Task brief
Return each line of the data below verbatim; pictures are to be left out.

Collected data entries

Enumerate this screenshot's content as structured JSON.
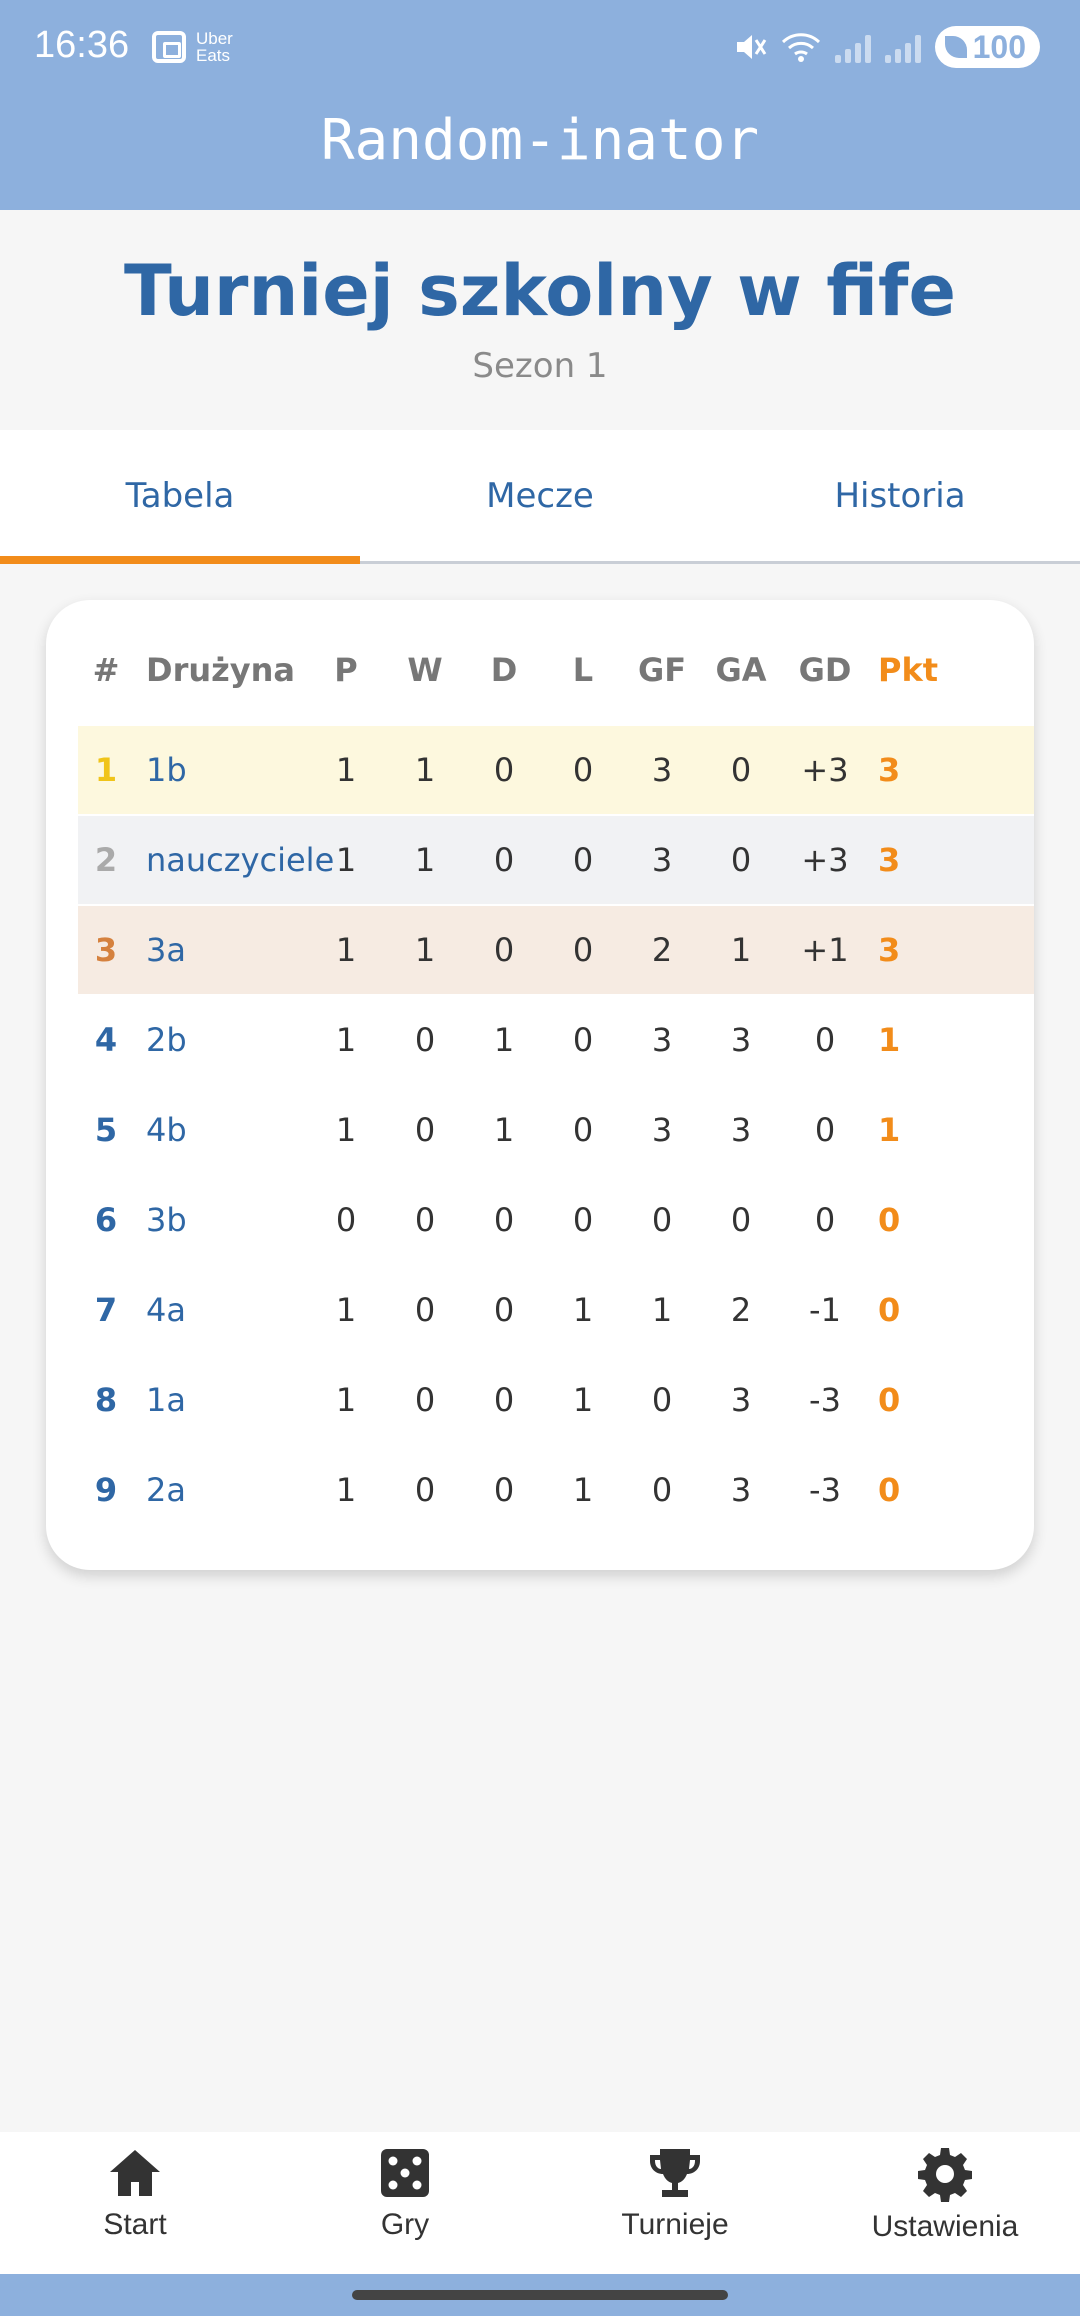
{
  "status": {
    "time": "16:36",
    "uber_line1": "Uber",
    "uber_line2": "Eats",
    "battery": "100"
  },
  "app": {
    "title": "Random-inator"
  },
  "tournament": {
    "title": "Turniej szkolny w fife",
    "season": "Sezon 1"
  },
  "tabs": [
    {
      "label": "Tabela"
    },
    {
      "label": "Mecze"
    },
    {
      "label": "Historia"
    }
  ],
  "table": {
    "headers": {
      "rank": "#",
      "team": "Drużyna",
      "p": "P",
      "w": "W",
      "d": "D",
      "l": "L",
      "gf": "GF",
      "ga": "GA",
      "gd": "GD",
      "pts": "Pkt"
    },
    "rows": [
      {
        "rank": "1",
        "team": "1b",
        "p": "1",
        "w": "1",
        "d": "0",
        "l": "0",
        "gf": "3",
        "ga": "0",
        "gd": "+3",
        "pts": "3"
      },
      {
        "rank": "2",
        "team": "nauczyciele",
        "p": "1",
        "w": "1",
        "d": "0",
        "l": "0",
        "gf": "3",
        "ga": "0",
        "gd": "+3",
        "pts": "3"
      },
      {
        "rank": "3",
        "team": "3a",
        "p": "1",
        "w": "1",
        "d": "0",
        "l": "0",
        "gf": "2",
        "ga": "1",
        "gd": "+1",
        "pts": "3"
      },
      {
        "rank": "4",
        "team": "2b",
        "p": "1",
        "w": "0",
        "d": "1",
        "l": "0",
        "gf": "3",
        "ga": "3",
        "gd": "0",
        "pts": "1"
      },
      {
        "rank": "5",
        "team": "4b",
        "p": "1",
        "w": "0",
        "d": "1",
        "l": "0",
        "gf": "3",
        "ga": "3",
        "gd": "0",
        "pts": "1"
      },
      {
        "rank": "6",
        "team": "3b",
        "p": "0",
        "w": "0",
        "d": "0",
        "l": "0",
        "gf": "0",
        "ga": "0",
        "gd": "0",
        "pts": "0"
      },
      {
        "rank": "7",
        "team": "4a",
        "p": "1",
        "w": "0",
        "d": "0",
        "l": "1",
        "gf": "1",
        "ga": "2",
        "gd": "-1",
        "pts": "0"
      },
      {
        "rank": "8",
        "team": "1a",
        "p": "1",
        "w": "0",
        "d": "0",
        "l": "1",
        "gf": "0",
        "ga": "3",
        "gd": "-3",
        "pts": "0"
      },
      {
        "rank": "9",
        "team": "2a",
        "p": "1",
        "w": "0",
        "d": "0",
        "l": "1",
        "gf": "0",
        "ga": "3",
        "gd": "-3",
        "pts": "0"
      }
    ]
  },
  "nav": [
    {
      "label": "Start"
    },
    {
      "label": "Gry"
    },
    {
      "label": "Turnieje"
    },
    {
      "label": "Ustawienia"
    }
  ],
  "colors": {
    "accent": "#f28c1a",
    "primary": "#2f67a5",
    "appbar": "#8db0dd"
  }
}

Exercise solution
Enumerate this screenshot's content as structured JSON.
{
  "status": {
    "time": "16:36",
    "uber_line1": "Uber",
    "uber_line2": "Eats",
    "battery": "100"
  },
  "app": {
    "title": "Random-inator"
  },
  "tournament": {
    "title": "Turniej szkolny w fife",
    "season": "Sezon 1"
  },
  "tabs": [
    {
      "label": "Tabela"
    },
    {
      "label": "Mecze"
    },
    {
      "label": "Historia"
    }
  ],
  "table": {
    "headers": {
      "rank": "#",
      "team": "Drużyna",
      "p": "P",
      "w": "W",
      "d": "D",
      "l": "L",
      "gf": "GF",
      "ga": "GA",
      "gd": "GD",
      "pts": "Pkt"
    },
    "rows": [
      {
        "rank": "1",
        "team": "1b",
        "p": "1",
        "w": "1",
        "d": "0",
        "l": "0",
        "gf": "3",
        "ga": "0",
        "gd": "+3",
        "pts": "3"
      },
      {
        "rank": "2",
        "team": "nauczyciele",
        "p": "1",
        "w": "1",
        "d": "0",
        "l": "0",
        "gf": "3",
        "ga": "0",
        "gd": "+3",
        "pts": "3"
      },
      {
        "rank": "3",
        "team": "3a",
        "p": "1",
        "w": "1",
        "d": "0",
        "l": "0",
        "gf": "2",
        "ga": "1",
        "gd": "+1",
        "pts": "3"
      },
      {
        "rank": "4",
        "team": "2b",
        "p": "1",
        "w": "0",
        "d": "1",
        "l": "0",
        "gf": "3",
        "ga": "3",
        "gd": "0",
        "pts": "1"
      },
      {
        "rank": "5",
        "team": "4b",
        "p": "1",
        "w": "0",
        "d": "1",
        "l": "0",
        "gf": "3",
        "ga": "3",
        "gd": "0",
        "pts": "1"
      },
      {
        "rank": "6",
        "team": "3b",
        "p": "0",
        "w": "0",
        "d": "0",
        "l": "0",
        "gf": "0",
        "ga": "0",
        "gd": "0",
        "pts": "0"
      },
      {
        "rank": "7",
        "team": "4a",
        "p": "1",
        "w": "0",
        "d": "0",
        "l": "1",
        "gf": "1",
        "ga": "2",
        "gd": "-1",
        "pts": "0"
      },
      {
        "rank": "8",
        "team": "1a",
        "p": "1",
        "w": "0",
        "d": "0",
        "l": "1",
        "gf": "0",
        "ga": "3",
        "gd": "-3",
        "pts": "0"
      },
      {
        "rank": "9",
        "team": "2a",
        "p": "1",
        "w": "0",
        "d": "0",
        "l": "1",
        "gf": "0",
        "ga": "3",
        "gd": "-3",
        "pts": "0"
      }
    ]
  },
  "nav": [
    {
      "label": "Start"
    },
    {
      "label": "Gry"
    },
    {
      "label": "Turnieje"
    },
    {
      "label": "Ustawienia"
    }
  ],
  "colors": {
    "accent": "#f28c1a",
    "primary": "#2f67a5",
    "appbar": "#8db0dd"
  }
}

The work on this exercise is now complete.